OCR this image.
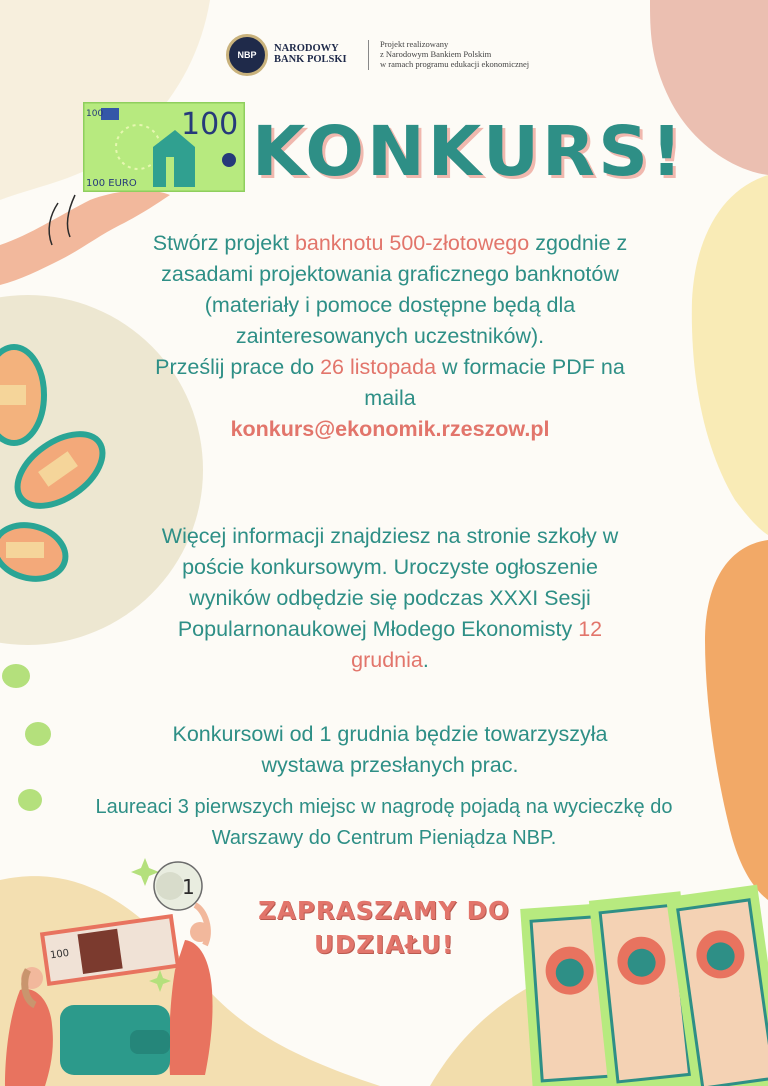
NBP
NARODOWY
BANK POLSKI
Projekt realizowany
z Narodowym Bankiem Polskim
w ramach programu edukacji ekonomicznej
100
100
100 EURO KONKURS!
Stwórz projekt banknotu 500-złotowego zgodnie z zasadami projektowania graficznego banknotów (materiały i pomoce dostępne będą dla zainteresowanych uczestników).
Prześlij prace do 26 listopada w formacie PDF na maila
konkurs@ekonomik.rzeszow.pl
Więcej informacji znajdziesz na stronie szkoły w poście konkursowym. Uroczyste ogłoszenie wyników odbędzie się podczas XXXI Sesji Popularnonaukowej Młodego Ekonomisty 12 grudnia.
Konkursowi od 1 grudnia będzie towarzyszyła wystawa przesłanych prac.
Laureaci 3 pierwszych miejsc w nagrodę pojadą na wycieczkę do Warszawy do Centrum Pieniądza NBP.
ZAPRASZAMY DO
UDZIAŁU!
1
100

------------------------

▸ **Task instructions**: Copy all the lines above that hold the string "grudnia".

▸ **Exercise response**:
Więcej informacji znajdziesz na stronie szkoły w poście konkursowym. Uroczyste ogłoszenie wyników odbędzie się podczas XXXI Sesji Popularnonaukowej Młodego Ekonomisty 12 grudnia.
Konkursowi od 1 grudnia będzie towarzyszyła wystawa przesłanych prac.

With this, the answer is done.